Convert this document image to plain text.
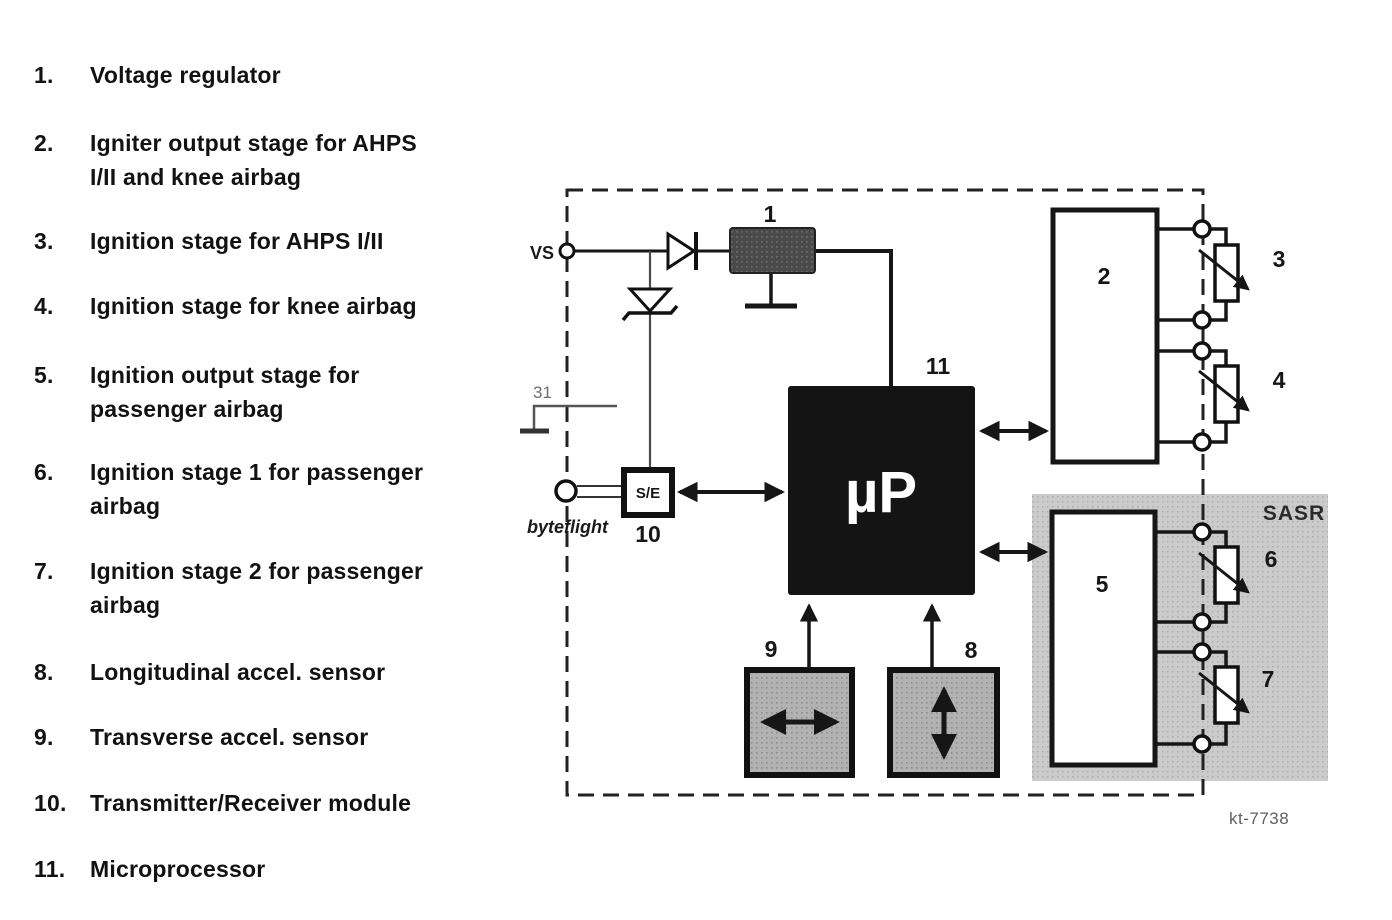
1.	Voltage regulator
2.	Igniter output stage for AHPS
I/II and knee airbag
3.	Ignition stage for AHPS I/II
4.	Ignition stage for knee airbag
5.	Ignition output stage for
passenger airbag
6.	Ignition stage 1 for passenger
airbag
7.	Ignition stage 2 for passenger
airbag
8.	Longitudinal accel. sensor
9.	Transverse accel. sensor
10.	Transmitter/Receiver module
11.	Microprocessor
1
µP
11
S/E
10
2
5
3
4
6
7
9	8
VS
31
byteflight
SASR
kt-7738
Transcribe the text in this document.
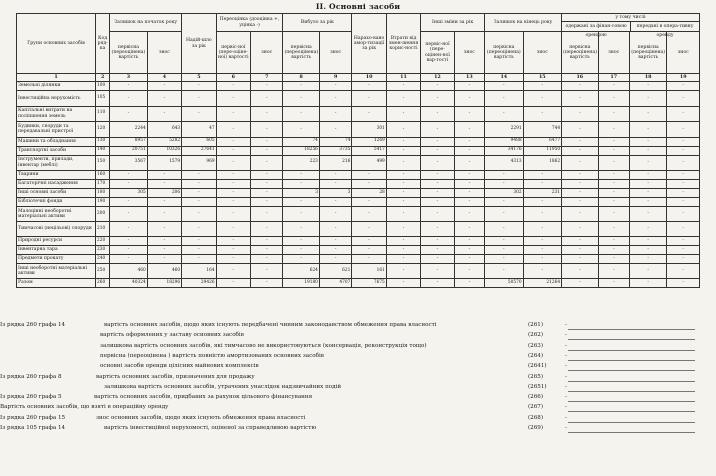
II. Основні засоби
Групи основних засобів	Код ряд-ка	Залишок на початок року		Надій-шло за рік	Переоцінка (дооцінка +, уцінка -)		Вибуло за рік		Нарахо-вано амор-тизації за рік	Втрати від змен-шення корис-ності	Інші зміни за рік		Залишок на кінець року		у тому числі
одержані за фінан-совою орендою
передані в опера-тивну оренду			

		первісна (переоцінена) вартість	знос		первіс-ної (пере-оціне-ної) вартості	знос	первісна (переоцінена) вартість	знос			первіс-ної (пере-оцінен-ної вар-тості	знос	первісна (переоцінена) вартість	знос	первісна (переоцінена) вартість	знос	первісна (переоцінена) вартість	знос
1	2	3	4	5	6	7	8	9	10	11	12	13	14	15	16	17	18	19
Земельні ділянки	100	-	-	-	-	-	-	-	-	-	-	-	-	-	-	-	-	-
Інвестиційна нерухомість	105	-	-	-	-	-	-	-	-	-	-	-	-	-	-	-	-	-
Капітальні витрати на поліпшення земель	110	-	-	-	-	-	-	-	-	-	-	-	-	-	-	-	-	-
Будинки, споруди та передавальні пристрої	120	2244	643	47	-	-	-	-	301	-	-	-	2291	744	-	-	-	-
Машини та обладнання	130	8957	5282	605	-	-	74	74	1269	-	-	-	9488	6477	-	-	-	-
Транспортні засоби	140	20751	10326	27641	-	-	18256	3735	5417	-	-	-	34176	11950	-	-	-	-
Інструменти, прилади, інвентар (меблі)	150	3567	1579	969	-	-	223	216	499	-	-	-	4313	1862	-	-	-	-
Тварини	160	-	-	-	-	-	-	-	-	-	-	-	-	-	-	-	-	-
Багаторічні насадження	170	-	-	-	-	-	-	-	-	-	-	-	-	-	-	-	-	-
Інші основні засоби	180	305	206	-	-	-	3	3	28	-	-	-	302	231	-	-	-	-
Бібліотечні фонди	190	-	-	-	-	-	-	-	-	-	-	-	-	-	-	-	-	-
Малоцінні необоротні матеріальні активи	200	-	-	-	-	-	-	-	-	-	-	-	-	-	-	-	-	-
Тимчасові (нецільові) споруди	210	-	-	-	-	-	-	-	-	-	-	-	-	-	-	-	-	-
Природні ресурси	220	-	-	-	-	-	-	-	-	-	-	-	-	-	-	-	-	-
Інвентарна тара	230	-	-	-	-	-	-	-	-	-	-	-	-	-	-	-	-	-
Предмети прокату	240	-	-	-	-	-	-	-	-	-	-	-	-	-	-	-	-	-
Інші необоротні матеріальні активи	250	460	460	164	-	-	624	621	161	-	-	-	-	-	-	-	-	-
Разом	260	40324	18296	29426	-	-	19180	4707	7675	-	-	-	50570	21264	-	-	-	-
Із рядка 260 графа 14	вартість основних засобів, щодо яких існують передбачені чинним законодавством обмеження права власності	(261)	-
вартість оформлених у заставу основних засобів	(262)	-
залишкова вартість основних засобів, які тимчасово не використовуються (консервація, реконструкція тощо)	(263)	-
первісна (переоцінена ) вартість повністю амортизованих основних засобів	(264)	-
основні засоби оренди цілісних майнових комплексів	(2641)	-
Із рядка 260 графа 8	вартість основних засобів, призначених для продажу	(265)	-
залишкова вартість основних засобів, утрачених унаслідок надзвичайних подій	(2651)	-
Із рядка 260 графа 5	вартість основних засобів, придбаних за рахунок цільового фінансування	(266)	-
Вартість основних засобів, що взяті в операційну оренду	(267)	-
Із рядка 260 графа 15	знос основних засобів, щодо яких існують обмеження права власності	(268)	-
Із рядка 105 графа 14	вартість інвестиційної нерухомості, оціненої за справедливою вартістю	(269)	-
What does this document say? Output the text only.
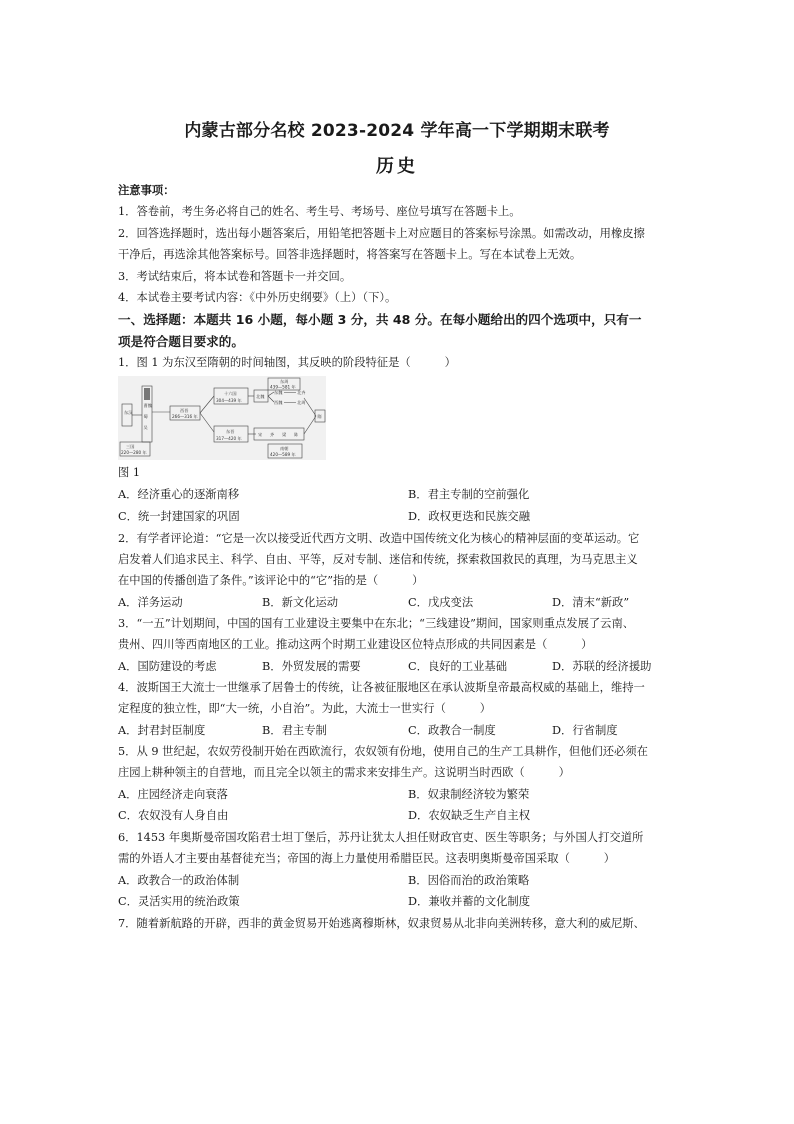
内蒙古部分名校 2023-2024 学年高一下学期期末联考
历史
注意事项：
1．答卷前，考生务必将自己的姓名、考生号、考场号、座位号填写在答题卡上。
2．回答选择题时，选出每小题答案后，用铅笔把答题卡上对应题目的答案标号涂黑。如需改动，用橡皮擦
干净后，再选涂其他答案标号。回答非选择题时，将答案写在答题卡上。写在本试卷上无效。
3．考试结束后，将本试卷和答题卡一并交回。
4．本试卷主要考试内容：《中外历史纲要》（上）（下）。
一、选择题：本题共 16 小题，每小题 3 分，共 48 分。在每小题给出的四个选项中，只有一
项是符合题目要求的。
1．图 1 为东汉至隋朝的时间轴图，其反映的阶段特征是（　　　）
东汉
曹魏
蜀
吴
三国
220—280 年
西晋
266—316 年
十六国
304—439 年
东晋
317—420 年
北魏
东周
439—581 年
东魏
西魏
北齐
北周
宋 齐 梁 陈
南朝
420—589 年
隋
图 1
A．经济重心的逐渐南移	B．君主专制的空前强化
C．统一封建国家的巩固	D．政权更迭和民族交融
2．有学者评论道：“它是一次以接受近代西方文明、改造中国传统文化为核心的精神层面的变革运动。它
启发着人们追求民主、科学、自由、平等，反对专制、迷信和传统，探索救国救民的真理，为马克思主义
在中国的传播创造了条件。”该评论中的“它”指的是（　　　）
A．洋务运动	B．新文化运动	C．戊戌变法	D．清末“新政”
3．“一五”计划期间，中国的国有工业建设主要集中在东北；“三线建设”期间，国家则重点发展了云南、
贵州、四川等西南地区的工业。推动这两个时期工业建设区位特点形成的共同因素是（　　　）
A．国防建设的考虑	B．外贸发展的需要	C．良好的工业基础	D．苏联的经济援助
4．波斯国王大流士一世继承了居鲁士的传统，让各被征服地区在承认波斯皇帝最高权威的基础上，维持一
定程度的独立性，即“大一统，小自治”。为此，大流士一世实行（　　　）
A．封君封臣制度	B．君主专制	C．政教合一制度	D．行省制度
5．从 9 世纪起，农奴劳役制开始在西欧流行，农奴领有份地，使用自己的生产工具耕作，但他们还必须在
庄园上耕种领主的自营地，而且完全以领主的需求来安排生产。这说明当时西欧（　　　）
A．庄园经济走向衰落	B．奴隶制经济较为繁荣
C．农奴没有人身自由	D．农奴缺乏生产自主权
6．1453 年奥斯曼帝国攻陷君士坦丁堡后，苏丹让犹太人担任财政官吏、医生等职务；与外国人打交道所
需的外语人才主要由基督徒充当；帝国的海上力量使用希腊臣民。这表明奥斯曼帝国采取（　　　）
A．政教合一的政治体制	B．因俗而治的政治策略
C．灵活实用的统治政策	D．兼收并蓄的文化制度
7．随着新航路的开辟，西非的黄金贸易开始逃离穆斯林，奴隶贸易从北非向美洲转移，意大利的威尼斯、
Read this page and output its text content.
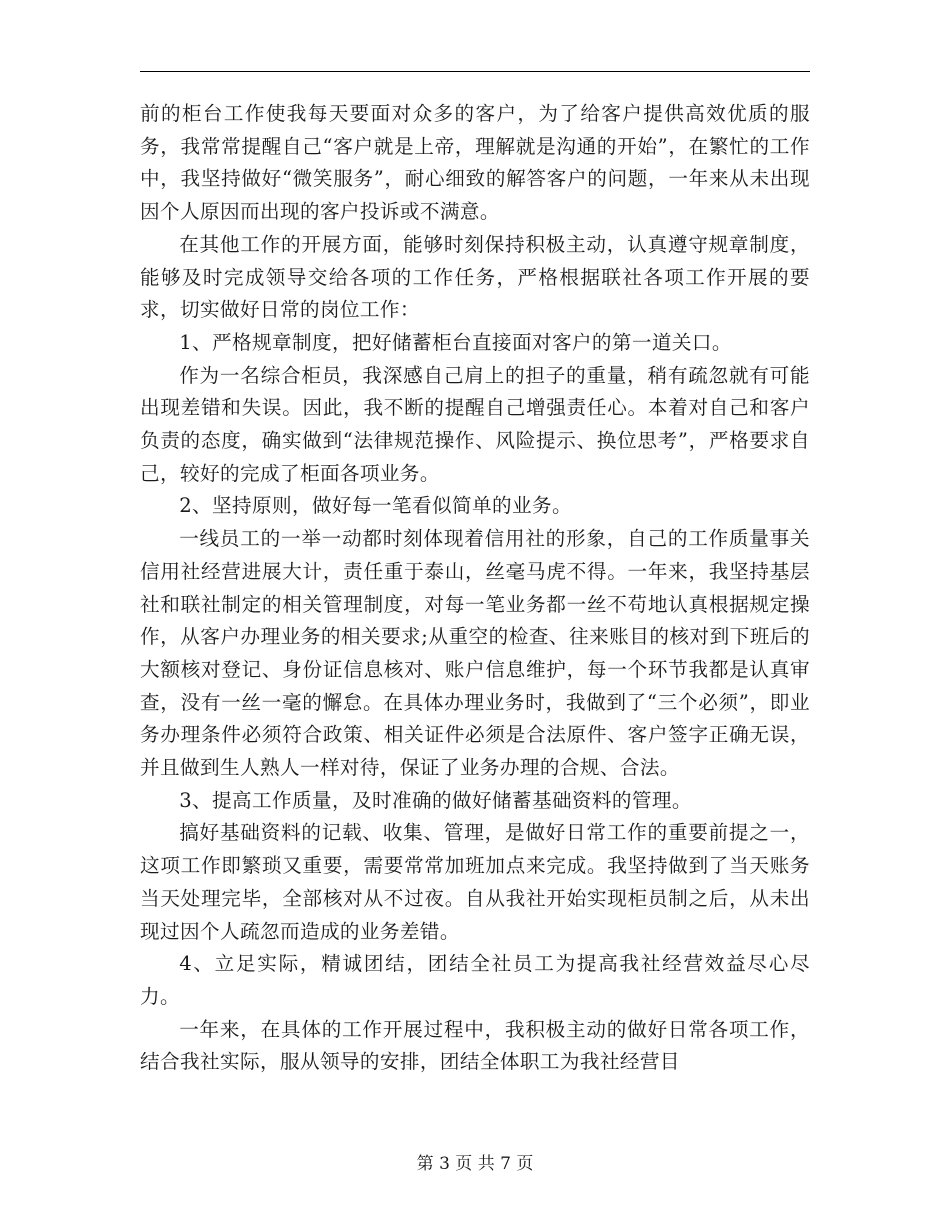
前的柜台工作使我每天要面对众多的客户，为了给客户提供高效优质的服务，我常常提醒自己“客户就是上帝，理解就是沟通的开始”，在繁忙的工作中，我坚持做好“微笑服务”，耐心细致的解答客户的问题，一年来从未出现因个人原因而出现的客户投诉或不满意。

在其他工作的开展方面，能够时刻保持积极主动，认真遵守规章制度，能够及时完成领导交给各项的工作任务，严格根据联社各项工作开展的要求，切实做好日常的岗位工作：

1、严格规章制度，把好储蓄柜台直接面对客户的第一道关口。

作为一名综合柜员，我深感自己肩上的担子的重量，稍有疏忽就有可能出现差错和失误。因此，我不断的提醒自己增强责任心。本着对自己和客户负责的态度，确实做到“法律规范操作、风险提示、换位思考”，严格要求自己，较好的完成了柜面各项业务。

2、坚持原则，做好每一笔看似简单的业务。

一线员工的一举一动都时刻体现着信用社的形象，自己的工作质量事关信用社经营进展大计，责任重于泰山，丝毫马虎不得。一年来，我坚持基层社和联社制定的相关管理制度，对每一笔业务都一丝不苟地认真根据规定操作，从客户办理业务的相关要求;从重空的检查、往来账目的核对到下班后的大额核对登记、身份证信息核对、账户信息维护，每一个环节我都是认真审查，没有一丝一毫的懈怠。在具体办理业务时，我做到了“三个必须”，即业务办理条件必须符合政策、相关证件必须是合法原件、客户签字正确无误，并且做到生人熟人一样对待，保证了业务办理的合规、合法。

3、提高工作质量，及时准确的做好储蓄基础资料的管理。

搞好基础资料的记载、收集、管理，是做好日常工作的重要前提之一，这项工作即繁琐又重要，需要常常加班加点来完成。我坚持做到了当天账务当天处理完毕，全部核对从不过夜。自从我社开始实现柜员制之后，从未出现过因个人疏忽而造成的业务差错。

4、立足实际，精诚团结，团结全社员工为提高我社经营效益尽心尽力。

一年来，在具体的工作开展过程中，我积极主动的做好日常各项工作，结合我社实际，服从领导的安排，团结全体职工为我社经营目

第 3 页 共 7 页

▬▬▬▬▬▬

Extract all lines from the material above that include the word "існують".

Із рядка 260 графа 14	вартість основних засобів, щодо яких існують передбачені чинним законодавством обмеження права власності	(261)	-
Із рядка 260 графа 15	знос основних засобів, щодо яких існують обмеження права власності	(268)	-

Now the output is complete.